Structured figure records:
## BEGIN

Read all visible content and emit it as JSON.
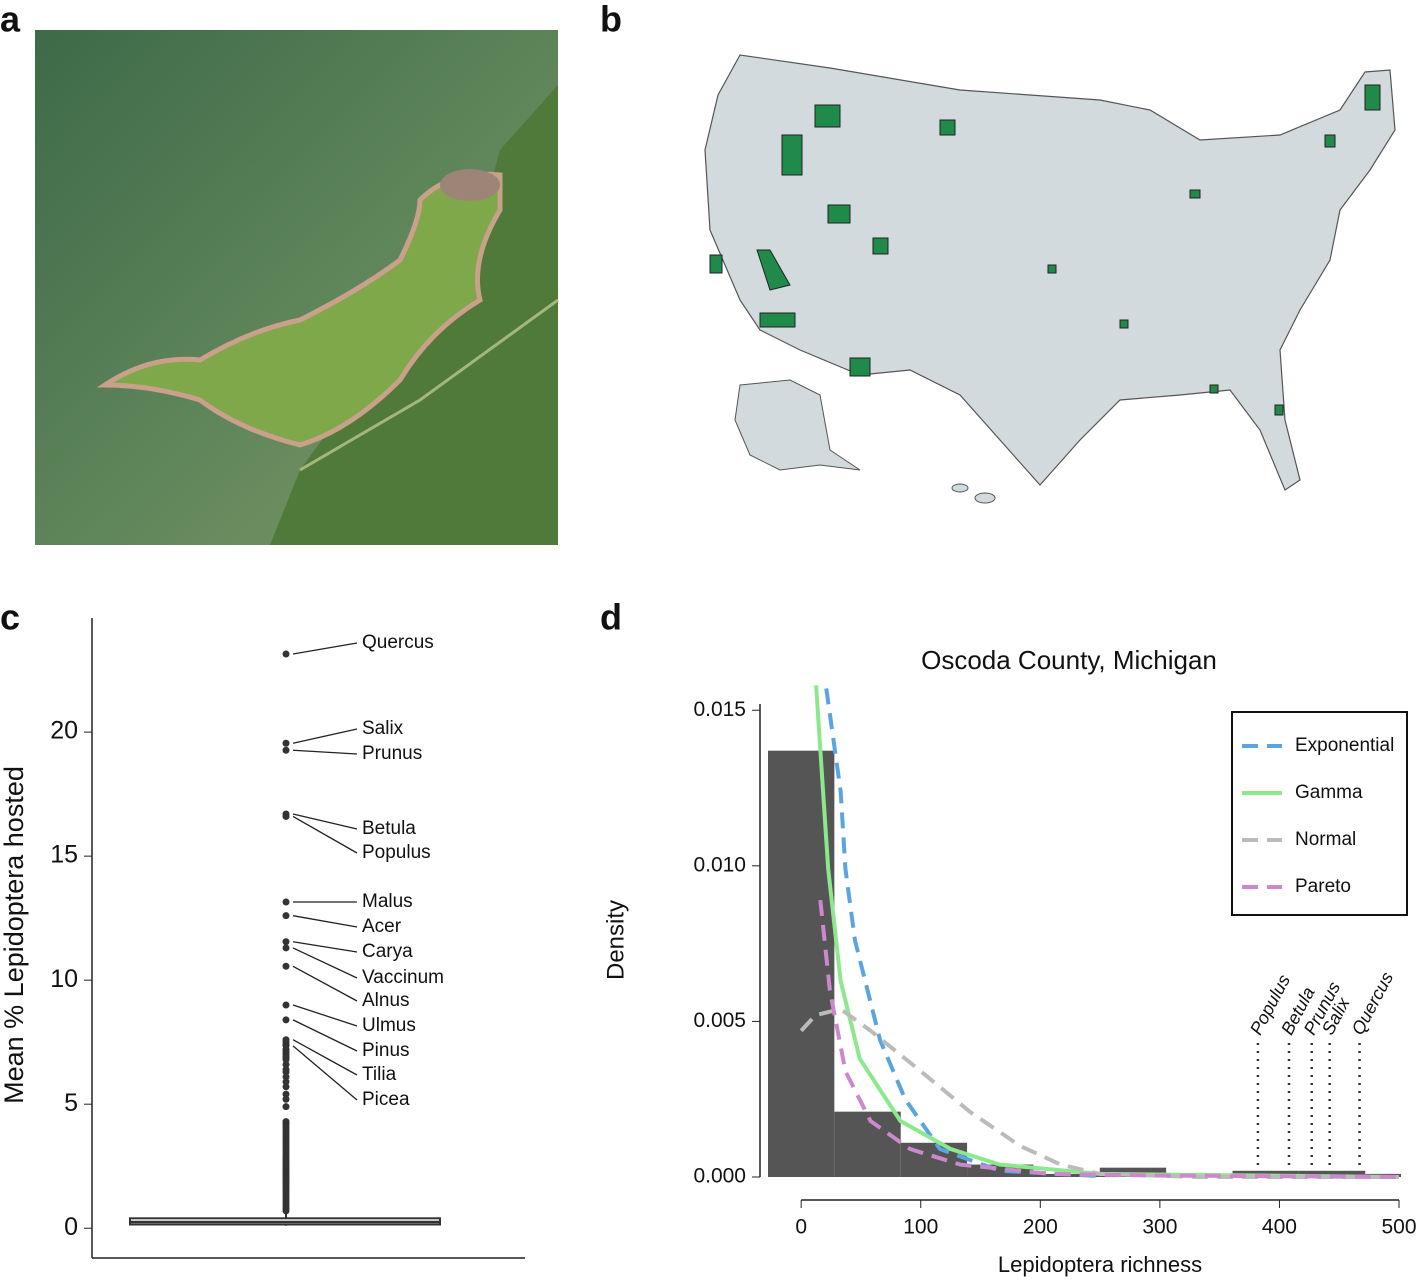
{
  "panels": [
    "a",
    "b",
    "c",
    "d"
  ],
  "chart_data": [
    {
      "type": "box",
      "ylabel": "Mean % Lepidoptera hosted",
      "ylim": [
        -1.2,
        24.6
      ],
      "yticks": [
        0,
        5,
        10,
        15,
        20
      ],
      "box": {
        "whisker_low": 0.1,
        "q1": 0.15,
        "median": 0.25,
        "q3": 0.4,
        "whisker_high": 0.6
      },
      "outliers": {
        "names": [
          "Quercus",
          "Salix",
          "Prunus",
          "Betula",
          "Populus",
          "Malus",
          "Acer",
          "Carya",
          "Vaccinum",
          "Alnus",
          "Ulmus",
          "Pinus",
          "Tilia",
          "Picea"
        ],
        "values": [
          23.15,
          19.55,
          19.27,
          16.7,
          16.6,
          13.15,
          12.6,
          11.55,
          11.3,
          10.56,
          9.0,
          8.4,
          7.6,
          7.35
        ]
      },
      "other_outliers": [
        7.5,
        7.4,
        7.2,
        7.1,
        7.0,
        6.9,
        6.8,
        6.6,
        6.4,
        6.3,
        6.1,
        5.9,
        5.7,
        5.4,
        5.2,
        4.9,
        4.3,
        4.2,
        4.1,
        4.0,
        3.9,
        3.8,
        3.7,
        3.6,
        3.5,
        3.4,
        3.3,
        3.2,
        3.1,
        3.0,
        2.9,
        2.8,
        2.7,
        2.6,
        2.5,
        2.4,
        2.3,
        2.2,
        2.1,
        2.0,
        1.9,
        1.8,
        1.7,
        1.6,
        1.5,
        1.4,
        1.3,
        1.2,
        1.1,
        1.0,
        0.9,
        0.8,
        0.7
      ]
    },
    {
      "type": "histogram",
      "title": "Oscoda County, Michigan",
      "xlabel": "Lepidoptera richness",
      "ylabel": "Density",
      "bins": [
        -27.75,
        27.75,
        83.25,
        138.75,
        194.25,
        249.75,
        305.25,
        360.75,
        416.25,
        471.75,
        527.25
      ],
      "counts": [
        0.0137,
        0.0021,
        0.0011,
        0.0004,
        0.0001,
        0.0003,
        1e-05,
        0.0002,
        0.0002,
        0.0001
      ],
      "color": "#555555",
      "xlim": [
        -27.75,
        500
      ],
      "ylim": [
        0,
        0.0152
      ],
      "xticks": [
        0,
        100,
        200,
        300,
        400,
        500
      ],
      "yticks": [
        {
          "value": 0,
          "label": "0.000"
        },
        {
          "value": 0.005,
          "label": "0.005"
        },
        {
          "value": 0.01,
          "label": "0.010"
        },
        {
          "value": 0.015,
          "label": "0.015"
        }
      ],
      "series": [
        {
          "name": "Exponential",
          "color": "#5aa5e0",
          "style": "dashed",
          "x": [
            21,
            33,
            37,
            45,
            66,
            87,
            116,
            166,
            250
          ],
          "values": [
            0.0157,
            0.0124,
            0.0099,
            0.0076,
            0.0044,
            0.0025,
            0.0009,
            0.0002,
            3e-05
          ]
        },
        {
          "name": "Gamma",
          "color": "#8de88d",
          "style": "solid",
          "x": [
            12.5,
            17.6,
            22.6,
            33,
            49,
            83,
            125,
            166,
            250,
            500
          ],
          "values": [
            0.0158,
            0.0128,
            0.0099,
            0.0063,
            0.0038,
            0.0018,
            0.0009,
            0.0004,
            0.0001,
            0
          ]
        },
        {
          "name": "Normal",
          "color": "#bbbbbb",
          "style": "dashed",
          "x": [
            0,
            12,
            33,
            58,
            100,
            141,
            183,
            217,
            250,
            334,
            500
          ],
          "values": [
            0.0047,
            0.0052,
            0.0054,
            0.0047,
            0.0034,
            0.0021,
            0.001,
            0.0004,
            0.0001,
            0,
            0
          ]
        },
        {
          "name": "Pareto",
          "color": "#cc88cc",
          "style": "dashed",
          "x": [
            16,
            24,
            37,
            58,
            91,
            133,
            208,
            292,
            500
          ],
          "values": [
            0.0089,
            0.006,
            0.0034,
            0.0018,
            0.0009,
            0.0004,
            0.0001,
            5e-05,
            0
          ]
        }
      ],
      "legend": "top-right",
      "annotations": {
        "labels": [
          "Populus",
          "Betula",
          "Prunus",
          "Salix",
          "Quercus"
        ],
        "x": [
          382,
          408,
          427,
          442,
          467
        ]
      }
    }
  ]
}
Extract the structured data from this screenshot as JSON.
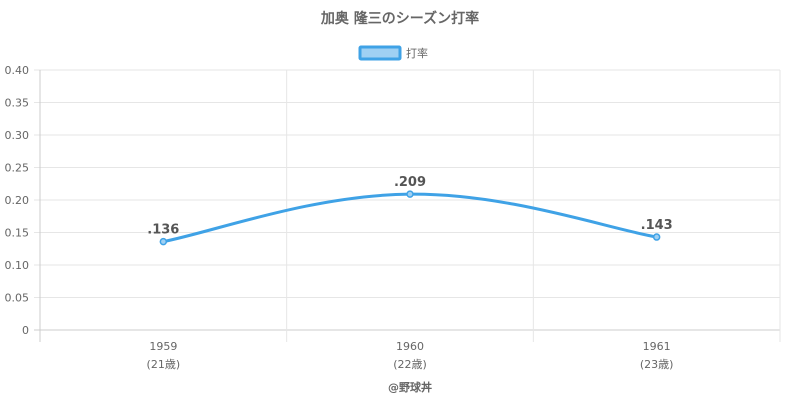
{
  "chart_data": {
    "type": "line",
    "title": "加奥 隆三のシーズン打率",
    "x": [
      "1959",
      "1960",
      "1961"
    ],
    "x_sublabels": [
      "(21歳)",
      "(22歳)",
      "(23歳)"
    ],
    "series": [
      {
        "name": "打率",
        "values": [
          0.136,
          0.209,
          0.143
        ],
        "labels": [
          ".136",
          ".209",
          ".143"
        ]
      }
    ],
    "ylim": [
      0,
      0.4
    ],
    "yticks": [
      "0",
      "0.05",
      "0.10",
      "0.15",
      "0.20",
      "0.25",
      "0.30",
      "0.35",
      "0.40"
    ],
    "ytick_values": [
      0,
      0.05,
      0.1,
      0.15,
      0.2,
      0.25,
      0.3,
      0.35,
      0.4
    ],
    "grid": true,
    "legend_position": "top-center",
    "colors": {
      "line": "#3fa2e6",
      "fill": "#9fd0f3",
      "grid": "#e6e6e6",
      "axis": "#cccccc",
      "text": "#666666"
    }
  },
  "credit": "@野球丼"
}
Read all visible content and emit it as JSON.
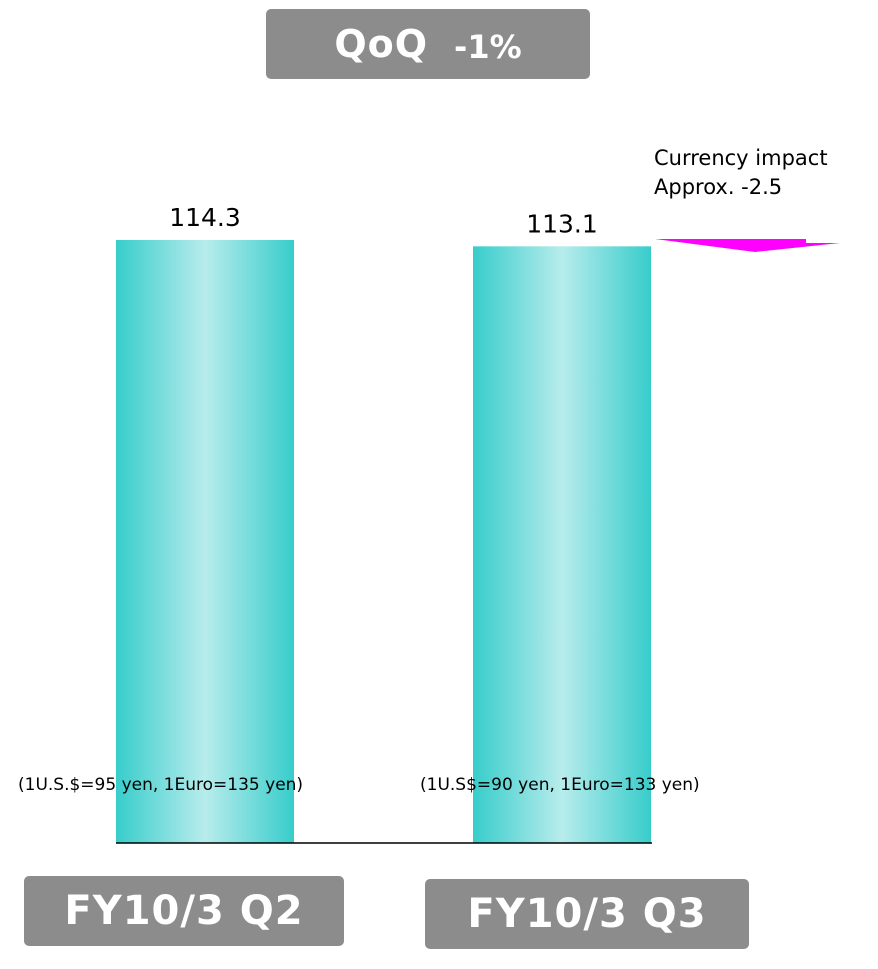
{
  "qoq": {
    "label": "QoQ",
    "change": "-1%"
  },
  "currency_impact": {
    "title": "Currency impact",
    "value": "Approx. -2.5"
  },
  "rates": {
    "q2": "(1U.S.$=95 yen, 1Euro=135 yen)",
    "q3": "(1U.S$=90 yen, 1Euro=133 yen)"
  },
  "colors": {
    "bar_edge": "#37cdcb",
    "bar_center": "#b8ecec",
    "badge": "#8c8c8c",
    "arrow": "#ff00ff"
  },
  "chart_data": {
    "type": "bar",
    "categories": [
      "FY10/3 Q2",
      "FY10/3 Q3"
    ],
    "values": [
      114.3,
      113.1
    ],
    "data_labels": [
      "114.3",
      "113.1"
    ],
    "ylim": [
      0,
      114.3
    ],
    "title": "",
    "xlabel": "",
    "ylabel": "",
    "grid": false
  }
}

## END

:: Task objective ::
Report back each line of the entries that holds the string "Lepidoptera".

:: Exercise answer ::
      "ylabel": "Mean % Lepidoptera hosted",
      "xlabel": "Lepidoptera richness",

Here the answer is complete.